[Problem to work on] Select and reproduce each line of the listing below that bears the string "grid".

[Structured figure records]
START

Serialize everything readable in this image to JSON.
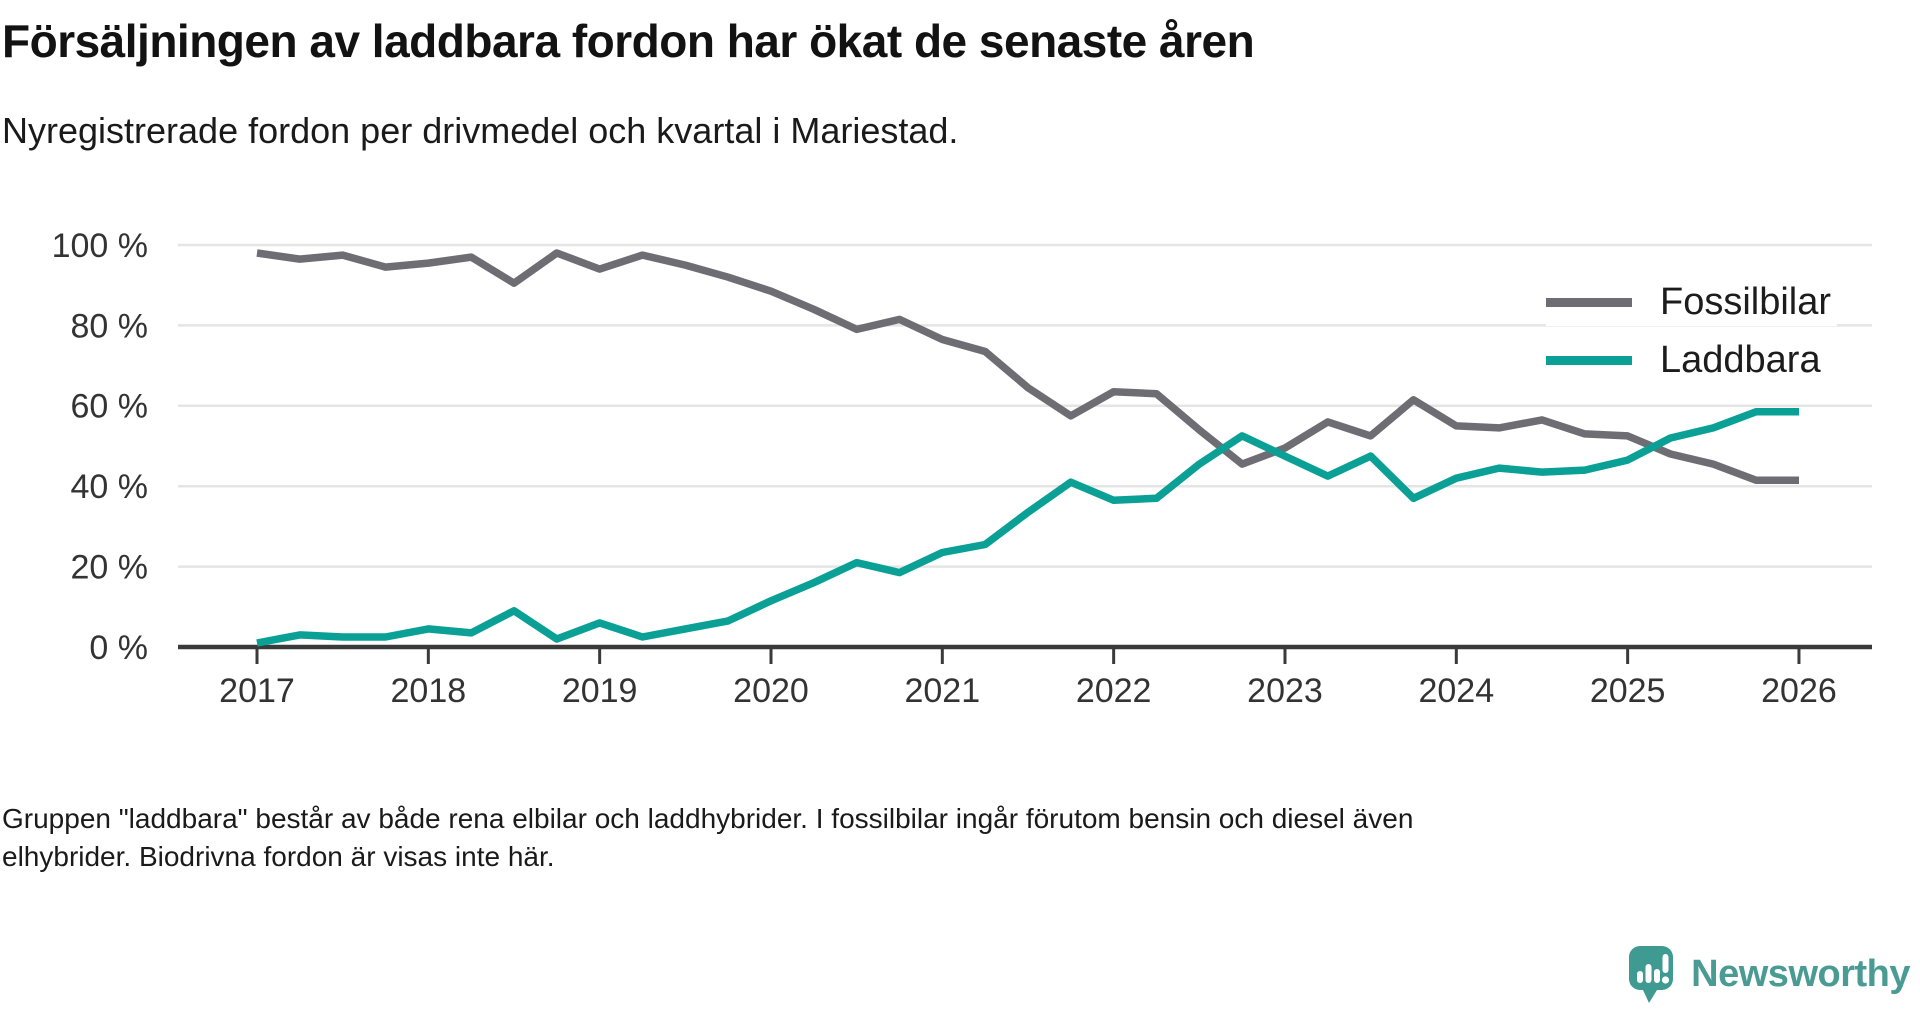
{
  "header": {
    "title": "Försäljningen av laddbara fordon har ökat de senaste åren",
    "subtitle": "Nyregistrerade fordon per drivmedel och kvartal i Mariestad."
  },
  "chart_data": {
    "type": "line",
    "title": "Försäljningen av laddbara fordon har ökat de senaste åren",
    "subtitle": "Nyregistrerade fordon per drivmedel och kvartal i Mariestad.",
    "x_unit": "quarter",
    "x_range": "2017 Q1 – 2026 Q1",
    "points_per_year": 4,
    "x_tick_labels": [
      "2017",
      "2018",
      "2019",
      "2020",
      "2021",
      "2022",
      "2023",
      "2024",
      "2025",
      "2026"
    ],
    "y_tick_labels": [
      "0 %",
      "20 %",
      "40 %",
      "60 %",
      "80 %",
      "100 %"
    ],
    "y_tick_values": [
      0,
      20,
      40,
      60,
      80,
      100
    ],
    "ylim": [
      0,
      100
    ],
    "grid": "horizontal",
    "legend_position": "top-right",
    "series": [
      {
        "name": "Fossilbilar",
        "color": "#6d6d73",
        "values": [
          98,
          96.5,
          97.5,
          94.5,
          95.5,
          97,
          90.5,
          98,
          94,
          97.5,
          95,
          92,
          88.5,
          84,
          79,
          81.5,
          76.5,
          73.5,
          64.5,
          57.5,
          63.5,
          63,
          54,
          45.5,
          49.5,
          56,
          52.5,
          61.5,
          55,
          54.5,
          56.5,
          53,
          52.5,
          48,
          45.5,
          41.5,
          41.5
        ]
      },
      {
        "name": "Laddbara",
        "color": "#0aa096",
        "values": [
          1,
          3,
          2.5,
          2.5,
          4.5,
          3.5,
          9,
          2,
          6,
          2.5,
          4.5,
          6.5,
          11.5,
          16,
          21,
          18.5,
          23.5,
          25.5,
          33.5,
          41,
          36.5,
          37,
          45.5,
          52.5,
          47.5,
          42.5,
          47.5,
          37,
          42,
          44.5,
          43.5,
          44,
          46.5,
          52,
          54.5,
          58.5,
          58.5
        ]
      }
    ]
  },
  "footer": {
    "note_lines": [
      "Gruppen \"laddbara\" består av både rena elbilar och laddhybrider. I fossilbilar ingår förutom bensin och diesel även",
      "elhybrider. Biodrivna fordon är visas inte här."
    ]
  },
  "branding": {
    "logo_text": "Newsworthy",
    "logo_color": "#4a9b93",
    "icon_color": "#3f9a91",
    "icon": "newsworthy-speech-bubble-chart-icon"
  }
}
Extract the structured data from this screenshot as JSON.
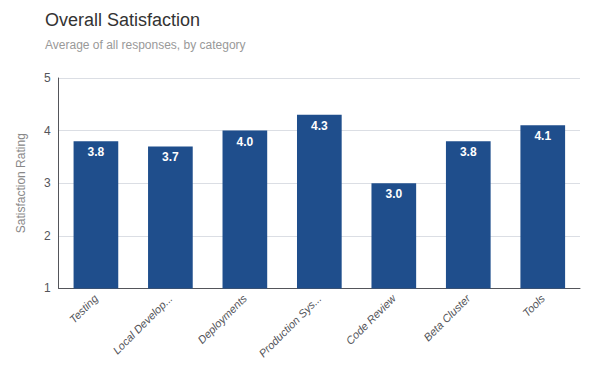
{
  "chart_data": {
    "type": "bar",
    "title": "Overall Satisfaction",
    "subtitle": "Average of all responses, by category",
    "ylabel": "Satisfaction Rating",
    "categories": [
      "Testing",
      "Local Develop...",
      "Deployments",
      "Production Sys...",
      "Code Review",
      "Beta Cluster",
      "Tools"
    ],
    "values": [
      3.8,
      3.7,
      4.0,
      4.3,
      3.0,
      3.8,
      4.1
    ],
    "value_labels": [
      "3.8",
      "3.7",
      "4.0",
      "4.3",
      "3.0",
      "3.8",
      "4.1"
    ],
    "color": "#1F4E8C",
    "ylim": [
      1,
      5
    ],
    "yticks": [
      1,
      2,
      3,
      4,
      5
    ],
    "grid": true,
    "data_labels": true
  }
}
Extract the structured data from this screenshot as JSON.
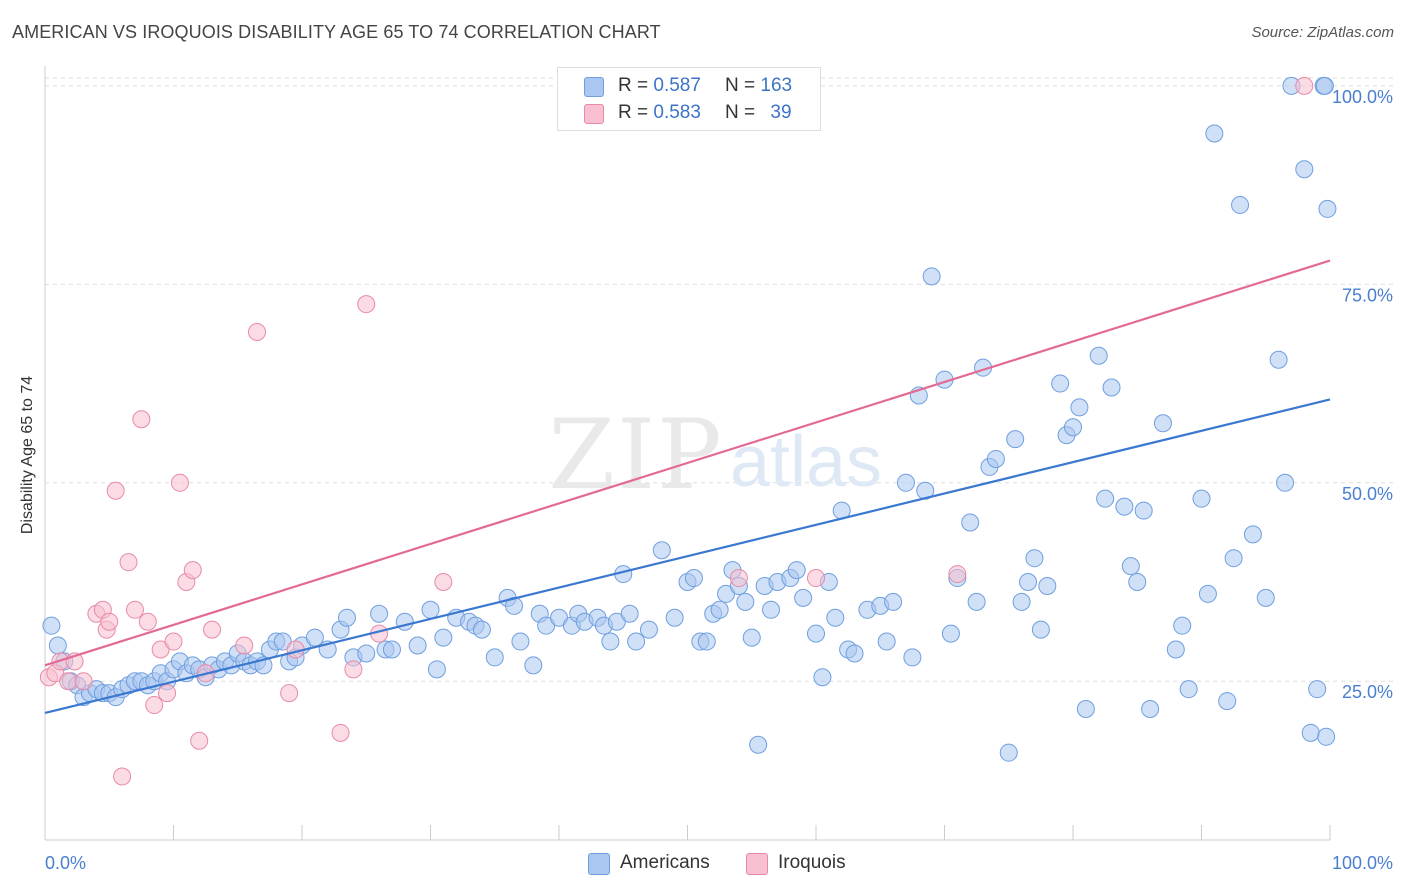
{
  "header": {
    "title": "AMERICAN VS IROQUOIS DISABILITY AGE 65 TO 74 CORRELATION CHART",
    "source": "Source: ZipAtlas.com"
  },
  "watermark": {
    "zip": "ZIP",
    "atlas": "atlas"
  },
  "legend": {
    "rows": [
      {
        "r_label": "R = ",
        "r_value": "0.587",
        "n_label": "N = ",
        "n_value": "163",
        "color": "#a9c7f0",
        "border": "#6f9fe0"
      },
      {
        "r_label": "R = ",
        "r_value": "0.583",
        "n_label": "N = ",
        "n_value": "39",
        "color": "#f7bfd0",
        "border": "#e88aa8"
      }
    ],
    "bottom": [
      {
        "label": "Americans",
        "color": "#a9c7f0",
        "border": "#6f9fe0"
      },
      {
        "label": "Iroquois",
        "color": "#f7bfd0",
        "border": "#e88aa8"
      }
    ]
  },
  "chart_data": {
    "type": "scatter",
    "title": "AMERICAN VS IROQUOIS DISABILITY AGE 65 TO 74 CORRELATION CHART",
    "xlabel": "",
    "ylabel": "Disability Age 65 to 74",
    "xlim": [
      0,
      100
    ],
    "ylim": [
      5,
      102
    ],
    "x_tick_labels": [
      "0.0%",
      "100.0%"
    ],
    "y_ticks": [
      25,
      50,
      75,
      100
    ],
    "y_tick_labels": [
      "25.0%",
      "50.0%",
      "75.0%",
      "100.0%"
    ],
    "grid": "horizontal dashed",
    "legend_placement": "top-center and bottom",
    "series": [
      {
        "name": "Americans",
        "color": "#6f9fe0",
        "fill": "#a9c7f0",
        "trend": {
          "x": [
            0,
            100
          ],
          "y": [
            21.0,
            60.5
          ],
          "color": "#3b78d0"
        },
        "points": [
          [
            0.5,
            32
          ],
          [
            1,
            29.5
          ],
          [
            1.5,
            27.5
          ],
          [
            2,
            25
          ],
          [
            2.5,
            24.5
          ],
          [
            3,
            23
          ],
          [
            3.5,
            23.5
          ],
          [
            4,
            24
          ],
          [
            4.5,
            23.5
          ],
          [
            5,
            23.5
          ],
          [
            5.5,
            23
          ],
          [
            6,
            24
          ],
          [
            6.5,
            24.5
          ],
          [
            7,
            25
          ],
          [
            7.5,
            25
          ],
          [
            8,
            24.5
          ],
          [
            8.5,
            25
          ],
          [
            9,
            26
          ],
          [
            9.5,
            25
          ],
          [
            10,
            26.5
          ],
          [
            10.5,
            27.5
          ],
          [
            11,
            26
          ],
          [
            11.5,
            27
          ],
          [
            12,
            26.5
          ],
          [
            12.5,
            25.5
          ],
          [
            13,
            27
          ],
          [
            13.5,
            26.5
          ],
          [
            14,
            27.5
          ],
          [
            14.5,
            27
          ],
          [
            15,
            28.5
          ],
          [
            15.5,
            27.5
          ],
          [
            16,
            27
          ],
          [
            16.5,
            27.5
          ],
          [
            17,
            27
          ],
          [
            17.5,
            29
          ],
          [
            18,
            30
          ],
          [
            18.5,
            30
          ],
          [
            19,
            27.5
          ],
          [
            19.5,
            28
          ],
          [
            20,
            29.5
          ],
          [
            21,
            30.5
          ],
          [
            22,
            29
          ],
          [
            23,
            31.5
          ],
          [
            23.5,
            33
          ],
          [
            24,
            28
          ],
          [
            25,
            28.5
          ],
          [
            26,
            33.5
          ],
          [
            26.5,
            29
          ],
          [
            27,
            29
          ],
          [
            28,
            32.5
          ],
          [
            29,
            29.5
          ],
          [
            30,
            34
          ],
          [
            30.5,
            26.5
          ],
          [
            31,
            30.5
          ],
          [
            32,
            33
          ],
          [
            33,
            32.5
          ],
          [
            33.5,
            32
          ],
          [
            34,
            31.5
          ],
          [
            35,
            28
          ],
          [
            36,
            35.5
          ],
          [
            36.5,
            34.5
          ],
          [
            37,
            30
          ],
          [
            38,
            27
          ],
          [
            38.5,
            33.5
          ],
          [
            39,
            32
          ],
          [
            40,
            33
          ],
          [
            41,
            32
          ],
          [
            41.5,
            33.5
          ],
          [
            42,
            32.5
          ],
          [
            43,
            33
          ],
          [
            43.5,
            32
          ],
          [
            44,
            30
          ],
          [
            44.5,
            32.5
          ],
          [
            45,
            38.5
          ],
          [
            45.5,
            33.5
          ],
          [
            46,
            30
          ],
          [
            47,
            31.5
          ],
          [
            48,
            41.5
          ],
          [
            49,
            33
          ],
          [
            50,
            37.5
          ],
          [
            50.5,
            38
          ],
          [
            51,
            30
          ],
          [
            51.5,
            30
          ],
          [
            52,
            33.5
          ],
          [
            52.5,
            34
          ],
          [
            53,
            36
          ],
          [
            53.5,
            39
          ],
          [
            54,
            37
          ],
          [
            54.5,
            35
          ],
          [
            55,
            30.5
          ],
          [
            55.5,
            17
          ],
          [
            56,
            37
          ],
          [
            56.5,
            34
          ],
          [
            57,
            37.5
          ],
          [
            58,
            38
          ],
          [
            58.5,
            39
          ],
          [
            59,
            35.5
          ],
          [
            60,
            31
          ],
          [
            60.5,
            25.5
          ],
          [
            61,
            37.5
          ],
          [
            61.5,
            33
          ],
          [
            62,
            46.5
          ],
          [
            62.5,
            29
          ],
          [
            63,
            28.5
          ],
          [
            64,
            34
          ],
          [
            65,
            34.5
          ],
          [
            65.5,
            30
          ],
          [
            66,
            35
          ],
          [
            67,
            50
          ],
          [
            67.5,
            28
          ],
          [
            68,
            61
          ],
          [
            68.5,
            49
          ],
          [
            69,
            76
          ],
          [
            70,
            63
          ],
          [
            70.5,
            31
          ],
          [
            71,
            38
          ],
          [
            72,
            45
          ],
          [
            72.5,
            35
          ],
          [
            73,
            64.5
          ],
          [
            73.5,
            52
          ],
          [
            74,
            53
          ],
          [
            75,
            16
          ],
          [
            75.5,
            55.5
          ],
          [
            76,
            35
          ],
          [
            76.5,
            37.5
          ],
          [
            77,
            40.5
          ],
          [
            77.5,
            31.5
          ],
          [
            78,
            37
          ],
          [
            79,
            62.5
          ],
          [
            79.5,
            56
          ],
          [
            80,
            57
          ],
          [
            80.5,
            59.5
          ],
          [
            81,
            21.5
          ],
          [
            82,
            66
          ],
          [
            82.5,
            48
          ],
          [
            83,
            62
          ],
          [
            84,
            47
          ],
          [
            84.5,
            39.5
          ],
          [
            85,
            37.5
          ],
          [
            85.5,
            46.5
          ],
          [
            86,
            21.5
          ],
          [
            87,
            57.5
          ],
          [
            88,
            29
          ],
          [
            88.5,
            32
          ],
          [
            89,
            24
          ],
          [
            90,
            48
          ],
          [
            90.5,
            36
          ],
          [
            91,
            94
          ],
          [
            92,
            22.5
          ],
          [
            92.5,
            40.5
          ],
          [
            93,
            85
          ],
          [
            94,
            43.5
          ],
          [
            95,
            35.5
          ],
          [
            96,
            65.5
          ],
          [
            96.5,
            50
          ],
          [
            97,
            100
          ],
          [
            98,
            89.5
          ],
          [
            98.5,
            18.5
          ],
          [
            99,
            24
          ],
          [
            99.5,
            100
          ],
          [
            99.6,
            100
          ],
          [
            99.8,
            84.5
          ],
          [
            99.7,
            18
          ]
        ]
      },
      {
        "name": "Iroquois",
        "color": "#e88aa8",
        "fill": "#f7bfd0",
        "trend": {
          "x": [
            0,
            100
          ],
          "y": [
            27.0,
            78.0
          ],
          "color": "#e26a93"
        },
        "points": [
          [
            0.3,
            25.5
          ],
          [
            0.8,
            26
          ],
          [
            1.2,
            27.5
          ],
          [
            1.8,
            25
          ],
          [
            2.3,
            27.5
          ],
          [
            3,
            25
          ],
          [
            4,
            33.5
          ],
          [
            4.5,
            34
          ],
          [
            4.8,
            31.5
          ],
          [
            5,
            32.5
          ],
          [
            5.5,
            49
          ],
          [
            6,
            13
          ],
          [
            6.5,
            40
          ],
          [
            7,
            34
          ],
          [
            7.5,
            58
          ],
          [
            8,
            32.5
          ],
          [
            8.5,
            22
          ],
          [
            9,
            29
          ],
          [
            9.5,
            23.5
          ],
          [
            10,
            30
          ],
          [
            10.5,
            50
          ],
          [
            11,
            37.5
          ],
          [
            11.5,
            39
          ],
          [
            12,
            17.5
          ],
          [
            12.5,
            26
          ],
          [
            13,
            31.5
          ],
          [
            15.5,
            29.5
          ],
          [
            16.5,
            69
          ],
          [
            19,
            23.5
          ],
          [
            19.5,
            29
          ],
          [
            23,
            18.5
          ],
          [
            24,
            26.5
          ],
          [
            25,
            72.5
          ],
          [
            26,
            31
          ],
          [
            31,
            37.5
          ],
          [
            54,
            38
          ],
          [
            60,
            38
          ],
          [
            71,
            38.5
          ],
          [
            98,
            100
          ]
        ]
      }
    ]
  }
}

END

[Exercise answer]
    "grid": "horizontal",
    "grid": true,
    "grid": "horizontal dashed",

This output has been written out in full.